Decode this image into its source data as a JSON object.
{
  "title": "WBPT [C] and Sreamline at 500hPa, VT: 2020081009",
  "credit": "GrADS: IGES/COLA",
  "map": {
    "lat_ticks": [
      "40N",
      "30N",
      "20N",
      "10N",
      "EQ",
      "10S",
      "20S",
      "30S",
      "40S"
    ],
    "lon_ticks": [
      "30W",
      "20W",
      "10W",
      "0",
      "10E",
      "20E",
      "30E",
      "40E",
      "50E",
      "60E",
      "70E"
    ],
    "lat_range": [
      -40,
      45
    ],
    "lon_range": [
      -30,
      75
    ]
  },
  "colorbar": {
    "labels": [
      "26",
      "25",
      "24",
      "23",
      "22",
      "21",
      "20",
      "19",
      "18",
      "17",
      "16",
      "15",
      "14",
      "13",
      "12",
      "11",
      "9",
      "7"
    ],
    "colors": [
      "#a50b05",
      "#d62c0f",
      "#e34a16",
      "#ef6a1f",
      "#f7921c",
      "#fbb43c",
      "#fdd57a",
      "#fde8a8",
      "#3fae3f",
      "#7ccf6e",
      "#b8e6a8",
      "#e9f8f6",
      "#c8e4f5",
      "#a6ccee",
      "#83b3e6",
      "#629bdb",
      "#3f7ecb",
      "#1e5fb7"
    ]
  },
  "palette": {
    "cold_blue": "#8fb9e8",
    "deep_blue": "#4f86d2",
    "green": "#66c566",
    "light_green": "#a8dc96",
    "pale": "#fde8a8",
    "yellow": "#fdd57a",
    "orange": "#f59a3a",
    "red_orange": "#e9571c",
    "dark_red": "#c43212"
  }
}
★ ★ ★ ★
▸ TASK DIRECTIONS
Each record above should be output again exactly.

▸ ANSWER TO THIS TASK
Decode this image into its source data as a JSON object.
{
  "title": "WBPT [C] and Sreamline at 500hPa, VT: 2020081009",
  "credit": "GrADS: IGES/COLA",
  "map": {
    "lat_ticks": [
      "40N",
      "30N",
      "20N",
      "10N",
      "EQ",
      "10S",
      "20S",
      "30S",
      "40S"
    ],
    "lon_ticks": [
      "30W",
      "20W",
      "10W",
      "0",
      "10E",
      "20E",
      "30E",
      "40E",
      "50E",
      "60E",
      "70E"
    ],
    "lat_range": [
      -40,
      45
    ],
    "lon_range": [
      -30,
      75
    ]
  },
  "colorbar": {
    "labels": [
      "26",
      "25",
      "24",
      "23",
      "22",
      "21",
      "20",
      "19",
      "18",
      "17",
      "16",
      "15",
      "14",
      "13",
      "12",
      "11",
      "9",
      "7"
    ],
    "colors": [
      "#a50b05",
      "#d62c0f",
      "#e34a16",
      "#ef6a1f",
      "#f7921c",
      "#fbb43c",
      "#fdd57a",
      "#fde8a8",
      "#3fae3f",
      "#7ccf6e",
      "#b8e6a8",
      "#e9f8f6",
      "#c8e4f5",
      "#a6ccee",
      "#83b3e6",
      "#629bdb",
      "#3f7ecb",
      "#1e5fb7"
    ]
  },
  "palette": {
    "cold_blue": "#8fb9e8",
    "deep_blue": "#4f86d2",
    "green": "#66c566",
    "light_green": "#a8dc96",
    "pale": "#fde8a8",
    "yellow": "#fdd57a",
    "orange": "#f59a3a",
    "red_orange": "#e9571c",
    "dark_red": "#c43212"
  }
}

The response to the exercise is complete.